___ DATA FOR PROCESSING

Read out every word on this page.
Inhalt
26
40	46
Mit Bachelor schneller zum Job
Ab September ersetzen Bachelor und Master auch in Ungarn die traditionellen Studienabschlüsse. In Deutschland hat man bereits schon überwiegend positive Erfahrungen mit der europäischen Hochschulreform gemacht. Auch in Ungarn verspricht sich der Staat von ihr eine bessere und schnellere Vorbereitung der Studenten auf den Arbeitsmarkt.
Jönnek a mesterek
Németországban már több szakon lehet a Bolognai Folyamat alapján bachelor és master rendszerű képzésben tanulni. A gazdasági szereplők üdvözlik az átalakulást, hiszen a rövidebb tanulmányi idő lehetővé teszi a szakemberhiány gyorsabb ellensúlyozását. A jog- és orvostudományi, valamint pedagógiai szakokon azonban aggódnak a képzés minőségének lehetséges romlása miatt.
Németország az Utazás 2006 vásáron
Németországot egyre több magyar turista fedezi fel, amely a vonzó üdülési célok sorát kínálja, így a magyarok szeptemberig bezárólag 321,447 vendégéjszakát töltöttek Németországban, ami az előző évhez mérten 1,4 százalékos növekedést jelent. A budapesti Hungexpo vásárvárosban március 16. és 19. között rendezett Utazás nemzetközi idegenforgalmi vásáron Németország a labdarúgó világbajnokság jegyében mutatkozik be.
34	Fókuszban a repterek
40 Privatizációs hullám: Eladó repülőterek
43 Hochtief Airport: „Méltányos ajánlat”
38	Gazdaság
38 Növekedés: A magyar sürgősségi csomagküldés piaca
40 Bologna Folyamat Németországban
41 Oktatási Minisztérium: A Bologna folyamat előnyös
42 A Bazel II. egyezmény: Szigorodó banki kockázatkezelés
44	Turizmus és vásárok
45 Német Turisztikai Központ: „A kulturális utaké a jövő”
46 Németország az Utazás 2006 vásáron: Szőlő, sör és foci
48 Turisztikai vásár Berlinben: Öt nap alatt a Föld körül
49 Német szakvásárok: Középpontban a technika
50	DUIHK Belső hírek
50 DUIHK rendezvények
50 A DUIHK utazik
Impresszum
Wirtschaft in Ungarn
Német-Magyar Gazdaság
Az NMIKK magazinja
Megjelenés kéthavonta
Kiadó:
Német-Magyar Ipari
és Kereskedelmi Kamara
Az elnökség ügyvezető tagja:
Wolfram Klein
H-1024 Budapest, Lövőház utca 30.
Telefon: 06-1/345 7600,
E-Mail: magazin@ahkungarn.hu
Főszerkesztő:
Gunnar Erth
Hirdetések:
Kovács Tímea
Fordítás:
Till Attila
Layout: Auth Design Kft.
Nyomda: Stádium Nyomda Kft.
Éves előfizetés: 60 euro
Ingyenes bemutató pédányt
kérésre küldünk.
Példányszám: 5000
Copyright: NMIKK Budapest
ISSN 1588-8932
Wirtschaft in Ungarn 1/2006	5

______

◆ WHAT TO WORK ON
Each record above should be output again exactly.

◆ SOLUTION TO THIS TASK
Read out every word on this page.
Inhalt
26
40	46
Mit Bachelor schneller zum Job
Ab September ersetzen Bachelor und Master auch in Ungarn die traditionellen Studienabschlüsse. In Deutschland hat man bereits schon überwiegend positive Erfahrungen mit der europäischen Hochschulreform gemacht. Auch in Ungarn verspricht sich der Staat von ihr eine bessere und schnellere Vorbereitung der Studenten auf den Arbeitsmarkt.
Jönnek a mesterek
Németországban már több szakon lehet a Bolognai Folyamat alapján bachelor és master rendszerű képzésben tanulni. A gazdasági szereplők üdvözlik az átalakulást, hiszen a rövidebb tanulmányi idő lehetővé teszi a szakemberhiány gyorsabb ellensúlyozását. A jog- és orvostudományi, valamint pedagógiai szakokon azonban aggódnak a képzés minőségének lehetséges romlása miatt.
Németország az Utazás 2006 vásáron
Németországot egyre több magyar turista fedezi fel, amely a vonzó üdülési célok sorát kínálja, így a magyarok szeptemberig bezárólag 321,447 vendégéjszakát töltöttek Németországban, ami az előző évhez mérten 1,4 százalékos növekedést jelent. A budapesti Hungexpo vásárvárosban március 16. és 19. között rendezett Utazás nemzetközi idegenforgalmi vásáron Németország a labdarúgó világbajnokság jegyében mutatkozik be.
34	Fókuszban a repterek
40 Privatizációs hullám: Eladó repülőterek
43 Hochtief Airport: „Méltányos ajánlat”
38	Gazdaság
38 Növekedés: A magyar sürgősségi csomagküldés piaca
40 Bologna Folyamat Németországban
41 Oktatási Minisztérium: A Bologna folyamat előnyös
42 A Bazel II. egyezmény: Szigorodó banki kockázatkezelés
44	Turizmus és vásárok
45 Német Turisztikai Központ: „A kulturális utaké a jövő”
46 Németország az Utazás 2006 vásáron: Szőlő, sör és foci
48 Turisztikai vásár Berlinben: Öt nap alatt a Föld körül
49 Német szakvásárok: Középpontban a technika
50	DUIHK Belső hírek
50 DUIHK rendezvények
50 A DUIHK utazik
Impresszum
Wirtschaft in Ungarn
Német-Magyar Gazdaság
Az NMIKK magazinja
Megjelenés kéthavonta
Kiadó:
Német-Magyar Ipari
és Kereskedelmi Kamara
Az elnökség ügyvezető tagja:
Wolfram Klein
H-1024 Budapest, Lövőház utca 30.
Telefon: 06-1/345 7600,
E-Mail: magazin@ahkungarn.hu
Főszerkesztő:
Gunnar Erth
Hirdetések:
Kovács Tímea
Fordítás:
Till Attila
Layout: Auth Design Kft.
Nyomda: Stádium Nyomda Kft.
Éves előfizetés: 60 euro
Ingyenes bemutató pédányt
kérésre küldünk.
Példányszám: 5000
Copyright: NMIKK Budapest
ISSN 1588-8932
Wirtschaft in Ungarn 1/2006	5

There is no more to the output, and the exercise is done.